• RECORDS PROVIDED
=====

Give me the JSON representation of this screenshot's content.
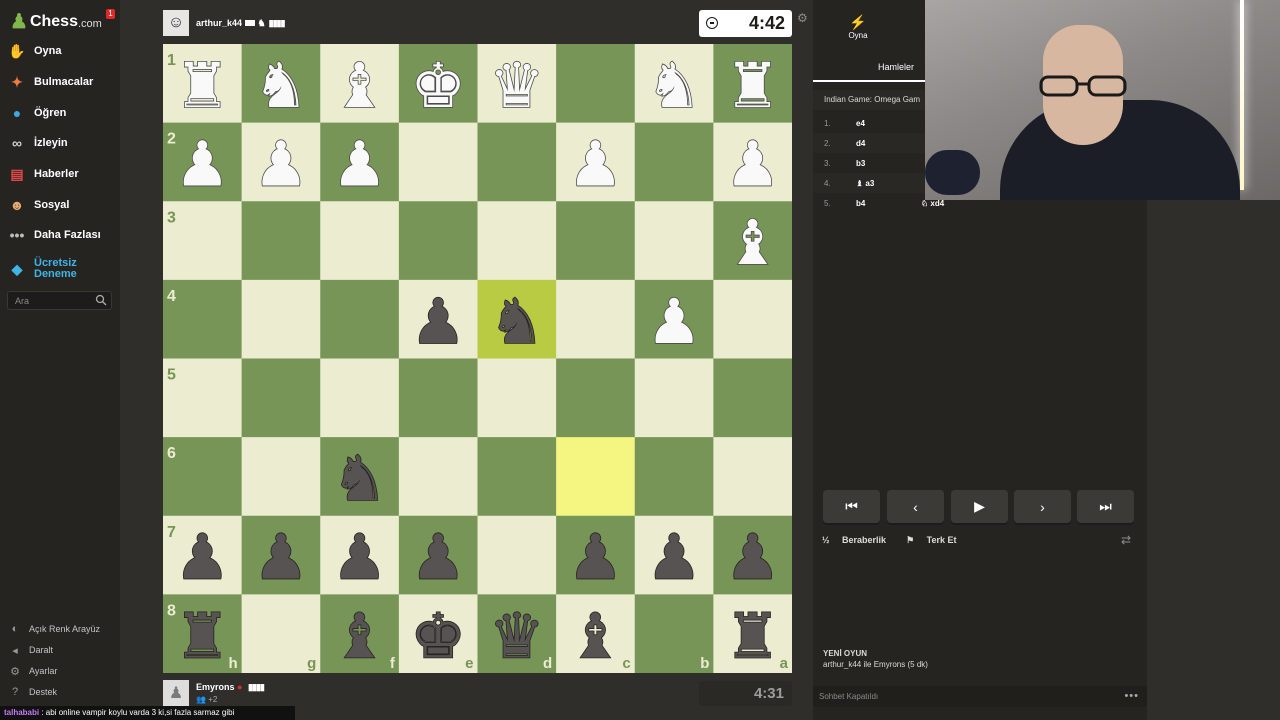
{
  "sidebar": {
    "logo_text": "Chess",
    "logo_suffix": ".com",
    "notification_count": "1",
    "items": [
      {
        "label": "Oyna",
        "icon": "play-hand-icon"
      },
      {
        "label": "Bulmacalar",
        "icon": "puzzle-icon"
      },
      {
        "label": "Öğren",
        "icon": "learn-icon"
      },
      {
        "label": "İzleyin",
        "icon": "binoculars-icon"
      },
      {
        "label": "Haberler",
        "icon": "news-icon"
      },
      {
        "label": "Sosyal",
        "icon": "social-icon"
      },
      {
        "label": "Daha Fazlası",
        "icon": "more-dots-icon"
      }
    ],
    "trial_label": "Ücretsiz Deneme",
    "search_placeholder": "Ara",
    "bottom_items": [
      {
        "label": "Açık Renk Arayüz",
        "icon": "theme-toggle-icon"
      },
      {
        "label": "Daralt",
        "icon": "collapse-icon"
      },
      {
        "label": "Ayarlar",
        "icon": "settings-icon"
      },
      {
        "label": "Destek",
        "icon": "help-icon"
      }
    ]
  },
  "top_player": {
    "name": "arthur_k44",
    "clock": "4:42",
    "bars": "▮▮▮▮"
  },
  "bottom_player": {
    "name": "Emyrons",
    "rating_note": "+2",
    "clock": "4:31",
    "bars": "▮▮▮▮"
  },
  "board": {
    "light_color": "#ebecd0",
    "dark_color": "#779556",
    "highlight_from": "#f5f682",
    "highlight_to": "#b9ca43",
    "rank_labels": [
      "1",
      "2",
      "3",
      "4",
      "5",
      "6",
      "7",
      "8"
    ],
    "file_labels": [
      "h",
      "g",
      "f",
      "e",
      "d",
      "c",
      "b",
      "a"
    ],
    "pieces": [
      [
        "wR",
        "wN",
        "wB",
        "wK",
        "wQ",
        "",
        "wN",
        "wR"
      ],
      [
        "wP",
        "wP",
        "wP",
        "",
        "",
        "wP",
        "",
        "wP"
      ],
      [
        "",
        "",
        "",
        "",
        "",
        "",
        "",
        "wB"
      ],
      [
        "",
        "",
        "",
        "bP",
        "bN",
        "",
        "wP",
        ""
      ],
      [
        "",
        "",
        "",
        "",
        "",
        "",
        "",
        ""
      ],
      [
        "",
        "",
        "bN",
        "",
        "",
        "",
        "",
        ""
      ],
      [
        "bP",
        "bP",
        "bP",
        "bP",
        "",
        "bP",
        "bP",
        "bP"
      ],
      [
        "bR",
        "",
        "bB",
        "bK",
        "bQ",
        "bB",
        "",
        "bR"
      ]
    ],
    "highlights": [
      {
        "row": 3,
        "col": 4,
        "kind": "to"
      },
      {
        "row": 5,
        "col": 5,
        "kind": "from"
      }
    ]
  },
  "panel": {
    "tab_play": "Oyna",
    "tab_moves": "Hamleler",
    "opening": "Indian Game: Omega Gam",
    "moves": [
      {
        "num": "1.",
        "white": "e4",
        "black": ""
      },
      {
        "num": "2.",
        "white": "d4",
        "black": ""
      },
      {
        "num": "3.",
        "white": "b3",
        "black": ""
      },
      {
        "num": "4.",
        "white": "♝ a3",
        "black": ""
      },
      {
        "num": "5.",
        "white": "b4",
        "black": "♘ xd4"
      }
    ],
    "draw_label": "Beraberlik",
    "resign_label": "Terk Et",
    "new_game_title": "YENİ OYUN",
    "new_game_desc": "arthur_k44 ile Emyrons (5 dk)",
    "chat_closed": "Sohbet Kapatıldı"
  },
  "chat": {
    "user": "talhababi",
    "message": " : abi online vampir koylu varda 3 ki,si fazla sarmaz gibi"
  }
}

=====

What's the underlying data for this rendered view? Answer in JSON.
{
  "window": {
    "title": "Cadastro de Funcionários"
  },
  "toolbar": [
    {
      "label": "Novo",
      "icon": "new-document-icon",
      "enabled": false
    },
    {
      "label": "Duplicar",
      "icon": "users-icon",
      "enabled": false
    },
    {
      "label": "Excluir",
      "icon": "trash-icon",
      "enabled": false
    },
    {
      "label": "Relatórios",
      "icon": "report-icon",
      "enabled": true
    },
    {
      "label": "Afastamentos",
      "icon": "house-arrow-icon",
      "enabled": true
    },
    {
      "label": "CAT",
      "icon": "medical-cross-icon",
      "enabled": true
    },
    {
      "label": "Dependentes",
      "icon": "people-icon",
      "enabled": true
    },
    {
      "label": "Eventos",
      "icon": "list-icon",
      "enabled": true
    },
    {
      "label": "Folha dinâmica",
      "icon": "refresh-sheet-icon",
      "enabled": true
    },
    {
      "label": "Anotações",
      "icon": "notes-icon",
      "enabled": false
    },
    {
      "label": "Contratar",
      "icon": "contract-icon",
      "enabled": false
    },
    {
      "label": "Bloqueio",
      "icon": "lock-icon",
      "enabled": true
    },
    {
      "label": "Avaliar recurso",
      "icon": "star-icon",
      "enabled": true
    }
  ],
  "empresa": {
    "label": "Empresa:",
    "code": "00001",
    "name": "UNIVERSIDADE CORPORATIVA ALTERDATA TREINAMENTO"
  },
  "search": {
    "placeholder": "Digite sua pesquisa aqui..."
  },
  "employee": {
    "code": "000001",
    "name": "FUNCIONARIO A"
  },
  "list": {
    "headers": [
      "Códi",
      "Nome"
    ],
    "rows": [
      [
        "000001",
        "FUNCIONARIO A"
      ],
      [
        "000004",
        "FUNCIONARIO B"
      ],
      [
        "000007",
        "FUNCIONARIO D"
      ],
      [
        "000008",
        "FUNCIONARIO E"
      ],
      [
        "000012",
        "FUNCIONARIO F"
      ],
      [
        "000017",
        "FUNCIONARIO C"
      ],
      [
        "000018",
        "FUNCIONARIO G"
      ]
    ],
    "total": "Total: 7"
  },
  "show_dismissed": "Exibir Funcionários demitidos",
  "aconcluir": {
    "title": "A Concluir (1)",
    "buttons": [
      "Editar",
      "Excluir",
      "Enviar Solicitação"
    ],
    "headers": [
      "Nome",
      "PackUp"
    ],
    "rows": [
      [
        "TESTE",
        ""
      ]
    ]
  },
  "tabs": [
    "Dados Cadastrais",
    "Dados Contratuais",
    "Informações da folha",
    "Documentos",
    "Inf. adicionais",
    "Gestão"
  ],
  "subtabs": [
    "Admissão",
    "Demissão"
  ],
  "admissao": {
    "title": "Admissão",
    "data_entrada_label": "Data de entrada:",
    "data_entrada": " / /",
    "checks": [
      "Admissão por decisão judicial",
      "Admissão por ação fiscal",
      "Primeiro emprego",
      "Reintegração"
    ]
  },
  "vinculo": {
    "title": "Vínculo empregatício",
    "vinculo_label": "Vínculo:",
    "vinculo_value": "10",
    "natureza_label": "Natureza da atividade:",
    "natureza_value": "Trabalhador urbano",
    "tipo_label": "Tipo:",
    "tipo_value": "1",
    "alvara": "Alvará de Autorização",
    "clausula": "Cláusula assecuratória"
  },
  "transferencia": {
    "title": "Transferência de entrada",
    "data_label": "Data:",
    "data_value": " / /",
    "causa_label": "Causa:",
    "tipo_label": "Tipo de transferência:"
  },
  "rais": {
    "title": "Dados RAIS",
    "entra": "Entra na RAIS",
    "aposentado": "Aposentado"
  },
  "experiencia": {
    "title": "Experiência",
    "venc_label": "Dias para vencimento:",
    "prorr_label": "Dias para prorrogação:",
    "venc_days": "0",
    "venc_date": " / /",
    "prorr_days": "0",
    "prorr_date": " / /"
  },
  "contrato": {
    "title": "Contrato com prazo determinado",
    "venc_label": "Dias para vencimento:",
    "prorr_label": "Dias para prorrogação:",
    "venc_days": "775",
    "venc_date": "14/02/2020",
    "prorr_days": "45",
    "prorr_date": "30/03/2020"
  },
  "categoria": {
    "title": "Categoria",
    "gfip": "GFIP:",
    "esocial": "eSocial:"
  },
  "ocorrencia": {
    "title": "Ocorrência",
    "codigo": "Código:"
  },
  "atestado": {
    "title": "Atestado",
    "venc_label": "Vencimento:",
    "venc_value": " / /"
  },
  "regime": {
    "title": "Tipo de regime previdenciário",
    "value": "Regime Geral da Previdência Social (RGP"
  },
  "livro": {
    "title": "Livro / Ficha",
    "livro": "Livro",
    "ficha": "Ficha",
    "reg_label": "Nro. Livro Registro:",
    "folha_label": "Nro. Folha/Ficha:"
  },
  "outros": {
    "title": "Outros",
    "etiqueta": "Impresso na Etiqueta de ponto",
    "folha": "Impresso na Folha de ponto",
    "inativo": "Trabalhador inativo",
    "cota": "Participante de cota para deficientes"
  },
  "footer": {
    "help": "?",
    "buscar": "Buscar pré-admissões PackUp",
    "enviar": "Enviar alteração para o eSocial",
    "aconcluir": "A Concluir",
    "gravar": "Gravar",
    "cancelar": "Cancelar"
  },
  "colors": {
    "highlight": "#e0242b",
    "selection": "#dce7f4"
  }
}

=====

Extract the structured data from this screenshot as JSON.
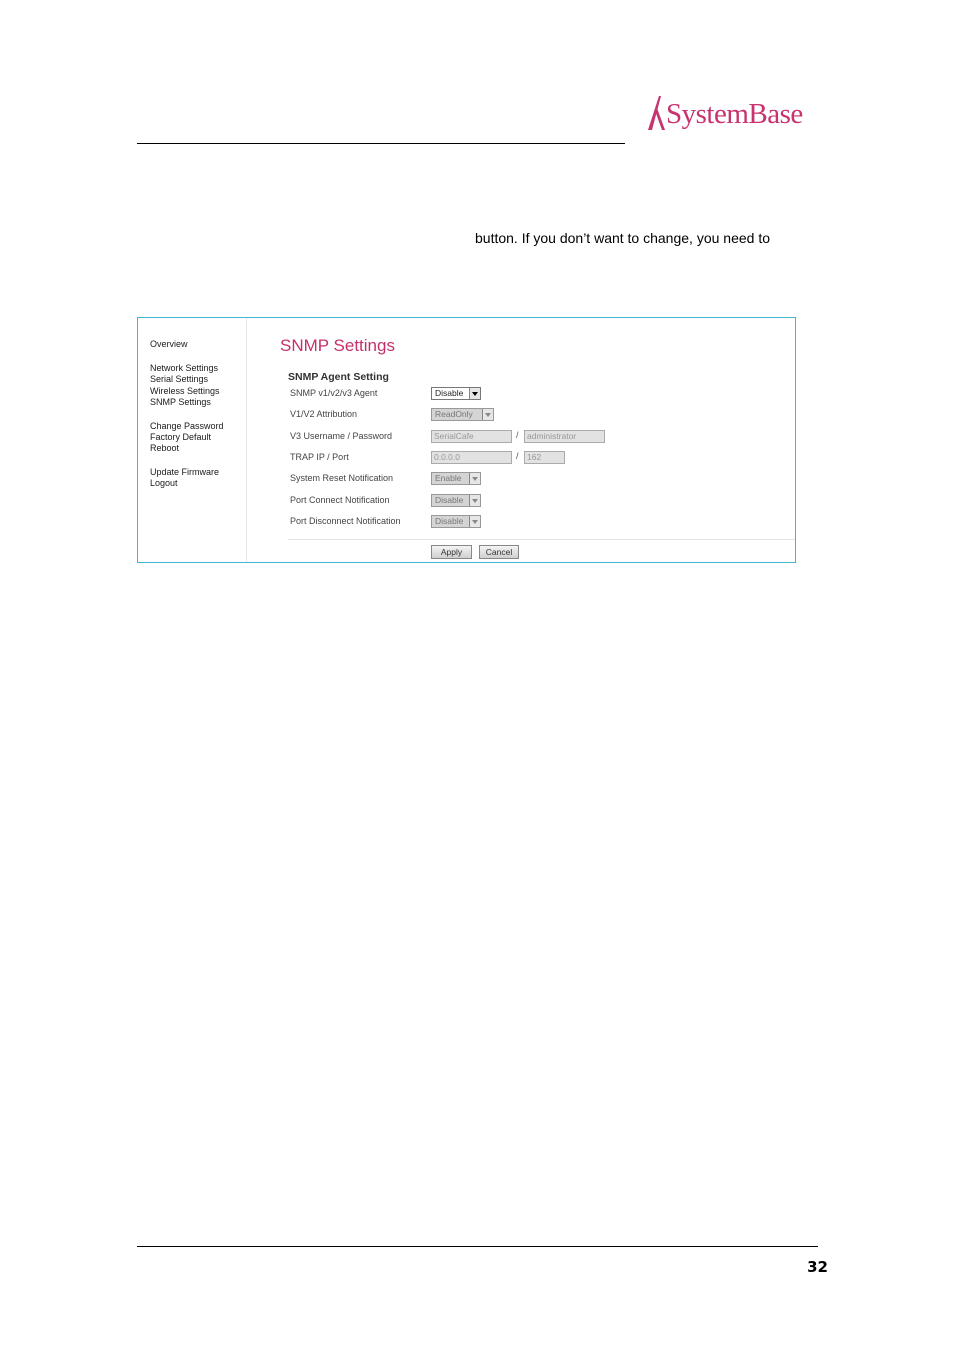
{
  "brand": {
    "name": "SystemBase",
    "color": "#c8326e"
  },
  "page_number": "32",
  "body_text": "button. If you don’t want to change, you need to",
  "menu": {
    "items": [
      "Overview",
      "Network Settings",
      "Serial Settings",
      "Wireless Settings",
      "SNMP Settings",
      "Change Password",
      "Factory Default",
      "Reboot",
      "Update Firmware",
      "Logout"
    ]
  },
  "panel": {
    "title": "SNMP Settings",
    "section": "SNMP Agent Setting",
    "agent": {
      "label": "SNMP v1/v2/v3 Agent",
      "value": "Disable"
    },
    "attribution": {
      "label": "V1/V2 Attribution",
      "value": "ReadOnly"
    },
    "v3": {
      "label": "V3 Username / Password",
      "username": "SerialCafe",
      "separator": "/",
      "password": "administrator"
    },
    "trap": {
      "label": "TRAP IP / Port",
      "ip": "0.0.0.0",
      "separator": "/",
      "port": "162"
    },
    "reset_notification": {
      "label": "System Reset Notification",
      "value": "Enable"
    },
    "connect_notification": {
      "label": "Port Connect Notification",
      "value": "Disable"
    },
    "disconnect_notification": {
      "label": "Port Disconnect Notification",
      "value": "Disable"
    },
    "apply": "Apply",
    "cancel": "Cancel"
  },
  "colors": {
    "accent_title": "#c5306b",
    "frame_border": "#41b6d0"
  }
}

=====

• WORK TO COMPLETE
Report every line in the data above in which the word "Dados" appears.

• SOLUTION
    "Dados Cadastrais",
    "Dados Contratuais",
    "title": "Dados RAIS",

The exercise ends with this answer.